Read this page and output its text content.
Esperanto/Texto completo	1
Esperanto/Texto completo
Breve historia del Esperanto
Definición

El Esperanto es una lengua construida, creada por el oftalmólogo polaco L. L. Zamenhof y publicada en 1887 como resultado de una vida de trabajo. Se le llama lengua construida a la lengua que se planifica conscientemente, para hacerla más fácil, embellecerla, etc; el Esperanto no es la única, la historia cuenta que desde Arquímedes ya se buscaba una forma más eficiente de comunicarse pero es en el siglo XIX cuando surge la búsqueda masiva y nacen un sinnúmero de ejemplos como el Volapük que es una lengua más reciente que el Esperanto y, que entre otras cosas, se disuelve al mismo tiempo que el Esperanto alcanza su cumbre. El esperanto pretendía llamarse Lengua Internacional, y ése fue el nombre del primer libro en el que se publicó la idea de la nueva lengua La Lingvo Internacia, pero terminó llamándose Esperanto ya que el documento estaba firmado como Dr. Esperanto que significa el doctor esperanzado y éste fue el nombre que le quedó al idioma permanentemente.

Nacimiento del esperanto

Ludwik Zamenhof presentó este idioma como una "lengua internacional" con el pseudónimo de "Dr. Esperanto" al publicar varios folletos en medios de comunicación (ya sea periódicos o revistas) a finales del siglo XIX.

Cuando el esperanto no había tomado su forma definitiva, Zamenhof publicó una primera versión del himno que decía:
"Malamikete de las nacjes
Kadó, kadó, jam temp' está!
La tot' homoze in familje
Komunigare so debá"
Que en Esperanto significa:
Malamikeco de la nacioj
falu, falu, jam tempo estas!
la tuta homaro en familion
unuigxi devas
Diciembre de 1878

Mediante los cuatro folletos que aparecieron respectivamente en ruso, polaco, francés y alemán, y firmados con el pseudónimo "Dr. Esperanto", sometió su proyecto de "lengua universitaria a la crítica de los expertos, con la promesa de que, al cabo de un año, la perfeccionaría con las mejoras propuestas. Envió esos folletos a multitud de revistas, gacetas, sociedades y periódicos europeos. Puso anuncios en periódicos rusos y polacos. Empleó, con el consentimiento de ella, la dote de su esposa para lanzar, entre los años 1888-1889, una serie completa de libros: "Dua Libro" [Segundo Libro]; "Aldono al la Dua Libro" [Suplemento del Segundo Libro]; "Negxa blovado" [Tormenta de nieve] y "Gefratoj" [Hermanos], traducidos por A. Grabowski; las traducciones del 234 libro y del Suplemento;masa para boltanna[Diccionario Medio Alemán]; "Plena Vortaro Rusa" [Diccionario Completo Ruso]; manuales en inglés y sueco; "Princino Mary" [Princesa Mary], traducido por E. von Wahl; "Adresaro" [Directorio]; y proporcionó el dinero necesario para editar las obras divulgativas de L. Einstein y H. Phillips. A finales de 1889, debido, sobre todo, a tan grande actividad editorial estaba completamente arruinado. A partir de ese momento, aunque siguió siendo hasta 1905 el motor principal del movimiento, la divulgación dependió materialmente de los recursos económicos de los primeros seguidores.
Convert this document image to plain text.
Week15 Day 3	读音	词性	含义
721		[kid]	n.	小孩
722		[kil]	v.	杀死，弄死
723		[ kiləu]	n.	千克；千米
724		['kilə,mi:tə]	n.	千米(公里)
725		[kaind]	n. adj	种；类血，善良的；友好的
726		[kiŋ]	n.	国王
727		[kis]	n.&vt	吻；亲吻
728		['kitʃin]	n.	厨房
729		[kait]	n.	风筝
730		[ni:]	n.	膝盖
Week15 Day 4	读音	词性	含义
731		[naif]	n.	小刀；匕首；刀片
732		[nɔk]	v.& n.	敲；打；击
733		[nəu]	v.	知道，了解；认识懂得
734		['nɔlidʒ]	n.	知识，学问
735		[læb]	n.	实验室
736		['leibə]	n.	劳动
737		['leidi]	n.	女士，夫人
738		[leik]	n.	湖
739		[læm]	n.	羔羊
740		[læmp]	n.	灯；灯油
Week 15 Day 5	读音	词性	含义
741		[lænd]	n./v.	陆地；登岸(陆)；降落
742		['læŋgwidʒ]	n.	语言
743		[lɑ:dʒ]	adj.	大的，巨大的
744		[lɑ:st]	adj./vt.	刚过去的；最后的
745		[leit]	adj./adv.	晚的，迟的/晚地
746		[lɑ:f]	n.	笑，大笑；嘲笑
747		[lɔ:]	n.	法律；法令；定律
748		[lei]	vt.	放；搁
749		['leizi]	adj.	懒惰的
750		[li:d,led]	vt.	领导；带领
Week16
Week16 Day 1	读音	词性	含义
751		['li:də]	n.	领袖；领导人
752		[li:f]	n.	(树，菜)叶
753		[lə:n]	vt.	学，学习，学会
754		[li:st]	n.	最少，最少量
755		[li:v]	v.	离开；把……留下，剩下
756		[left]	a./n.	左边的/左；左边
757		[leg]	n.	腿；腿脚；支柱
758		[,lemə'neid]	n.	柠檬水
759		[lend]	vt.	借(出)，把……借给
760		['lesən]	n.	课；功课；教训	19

● The request
In the material above, find each line that contains the word "Zamenhof", and select it.

● Problem solution
El Esperanto es una lengua construida, creada por el oftalmólogo polaco L. L. Zamenhof y publicada en 1887 como resultado de una vida de trabajo. Se le llama lengua construida a la lengua que se planifica conscientemente, para hacerla más fácil, embellecerla, etc; el Esperanto no es la única, la historia cuenta que desde Arquímedes ya se buscaba una forma más eficiente de comunicarse pero es en el siglo XIX cuando surge la búsqueda masiva y nacen un sinnúmero de ejemplos como el Volapük que es una lengua más reciente que el Esperanto y, que entre otras cosas, se disuelve al mismo tiempo que el Esperanto alcanza su cumbre. El esperanto pretendía llamarse Lengua Internacional, y ése fue el nombre del primer libro en el que se publicó la idea de la nueva lengua La Lingvo Internacia, pero terminó llamándose Esperanto ya que el documento estaba firmado como Dr. Esperanto que significa el doctor esperanzado y éste fue el nombre que le quedó al idioma permanentemente.
Ludwik Zamenhof presentó este idioma como una "lengua internacional" con el pseudónimo de "Dr. Esperanto" al publicar varios folletos en medios de comunicación (ya sea periódicos o revistas) a finales del siglo XIX.
Cuando el esperanto no había tomado su forma definitiva, Zamenhof publicó una primera versión del himno que decía:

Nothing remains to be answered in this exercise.